(Data records)
——

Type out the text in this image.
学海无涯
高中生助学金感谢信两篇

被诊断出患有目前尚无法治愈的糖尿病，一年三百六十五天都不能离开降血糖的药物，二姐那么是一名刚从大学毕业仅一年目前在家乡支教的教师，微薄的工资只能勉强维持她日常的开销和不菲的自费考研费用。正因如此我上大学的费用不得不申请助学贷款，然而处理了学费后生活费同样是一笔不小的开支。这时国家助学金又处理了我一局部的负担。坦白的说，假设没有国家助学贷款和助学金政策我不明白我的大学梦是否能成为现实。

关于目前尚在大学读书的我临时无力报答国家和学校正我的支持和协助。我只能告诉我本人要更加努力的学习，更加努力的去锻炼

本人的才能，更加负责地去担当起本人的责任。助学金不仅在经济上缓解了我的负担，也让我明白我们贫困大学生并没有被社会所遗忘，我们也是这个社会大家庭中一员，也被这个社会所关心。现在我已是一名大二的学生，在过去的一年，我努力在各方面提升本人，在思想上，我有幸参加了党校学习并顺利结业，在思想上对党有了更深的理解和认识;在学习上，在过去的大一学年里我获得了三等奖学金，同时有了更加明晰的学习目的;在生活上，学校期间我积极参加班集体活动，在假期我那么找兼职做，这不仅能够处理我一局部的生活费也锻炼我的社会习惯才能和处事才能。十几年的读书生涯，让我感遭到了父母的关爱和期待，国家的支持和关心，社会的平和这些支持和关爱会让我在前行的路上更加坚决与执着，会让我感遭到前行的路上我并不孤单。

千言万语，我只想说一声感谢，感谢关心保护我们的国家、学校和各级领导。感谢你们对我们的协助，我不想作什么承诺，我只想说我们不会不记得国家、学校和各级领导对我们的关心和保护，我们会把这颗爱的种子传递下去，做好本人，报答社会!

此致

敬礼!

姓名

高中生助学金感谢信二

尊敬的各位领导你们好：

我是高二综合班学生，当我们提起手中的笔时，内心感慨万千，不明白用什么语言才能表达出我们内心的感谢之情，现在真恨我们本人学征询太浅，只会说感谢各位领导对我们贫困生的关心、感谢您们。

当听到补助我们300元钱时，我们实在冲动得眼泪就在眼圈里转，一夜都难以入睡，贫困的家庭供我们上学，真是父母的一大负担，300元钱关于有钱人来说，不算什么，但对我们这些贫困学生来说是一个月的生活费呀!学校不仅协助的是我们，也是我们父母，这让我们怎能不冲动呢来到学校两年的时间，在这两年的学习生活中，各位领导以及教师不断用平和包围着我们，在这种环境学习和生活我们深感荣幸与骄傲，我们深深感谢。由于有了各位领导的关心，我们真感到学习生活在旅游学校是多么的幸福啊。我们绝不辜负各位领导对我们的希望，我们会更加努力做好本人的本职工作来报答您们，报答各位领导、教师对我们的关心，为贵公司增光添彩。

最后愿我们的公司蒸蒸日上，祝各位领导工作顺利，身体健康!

——

■ **Requirements**
Make an exact copy of the records.

■ **Output for this exercise**
Type out the text in this image.
学海无涯
高中生助学金感谢信两篇

被诊断出患有目前尚无法治愈的糖尿病，一年三百六十五天都不能离开降血糖的药物，二姐那么是一名刚从大学毕业仅一年目前在家乡支教的教师，微薄的工资只能勉强维持她日常的开销和不菲的自费考研费用。正因如此我上大学的费用不得不申请助学贷款，然而处理了学费后生活费同样是一笔不小的开支。这时国家助学金又处理了我一局部的负担。坦白的说，假设没有国家助学贷款和助学金政策我不明白我的大学梦是否能成为现实。

关于目前尚在大学读书的我临时无力报答国家和学校正我的支持和协助。我只能告诉我本人要更加努力的学习，更加努力的去锻炼

本人的才能，更加负责地去担当起本人的责任。助学金不仅在经济上缓解了我的负担，也让我明白我们贫困大学生并没有被社会所遗忘，我们也是这个社会大家庭中一员，也被这个社会所关心。现在我已是一名大二的学生，在过去的一年，我努力在各方面提升本人，在思想上，我有幸参加了党校学习并顺利结业，在思想上对党有了更深的理解和认识;在学习上，在过去的大一学年里我获得了三等奖学金，同时有了更加明晰的学习目的;在生活上，学校期间我积极参加班集体活动，在假期我那么找兼职做，这不仅能够处理我一局部的生活费也锻炼我的社会习惯才能和处事才能。十几年的读书生涯，让我感遭到了父母的关爱和期待，国家的支持和关心，社会的平和这些支持和关爱会让我在前行的路上更加坚决与执着，会让我感遭到前行的路上我并不孤单。

千言万语，我只想说一声感谢，感谢关心保护我们的国家、学校和各级领导。感谢你们对我们的协助，我不想作什么承诺，我只想说我们不会不记得国家、学校和各级领导对我们的关心和保护，我们会把这颗爱的种子传递下去，做好本人，报答社会!

此致

敬礼!

姓名

高中生助学金感谢信二

尊敬的各位领导你们好：

我是高二综合班学生，当我们提起手中的笔时，内心感慨万千，不明白用什么语言才能表达出我们内心的感谢之情，现在真恨我们本人学征询太浅，只会说感谢各位领导对我们贫困生的关心、感谢您们。

当听到补助我们300元钱时，我们实在冲动得眼泪就在眼圈里转，一夜都难以入睡，贫困的家庭供我们上学，真是父母的一大负担，300元钱关于有钱人来说，不算什么，但对我们这些贫困学生来说是一个月的生活费呀!学校不仅协助的是我们，也是我们父母，这让我们怎能不冲动呢来到学校两年的时间，在这两年的学习生活中，各位领导以及教师不断用平和包围着我们，在这种环境学习和生活我们深感荣幸与骄傲，我们深深感谢。由于有了各位领导的关心，我们真感到学习生活在旅游学校是多么的幸福啊。我们绝不辜负各位领导对我们的希望，我们会更加努力做好本人的本职工作来报答您们，报答各位领导、教师对我们的关心，为贵公司增光添彩。

最后愿我们的公司蒸蒸日上，祝各位领导工作顺利，身体健康!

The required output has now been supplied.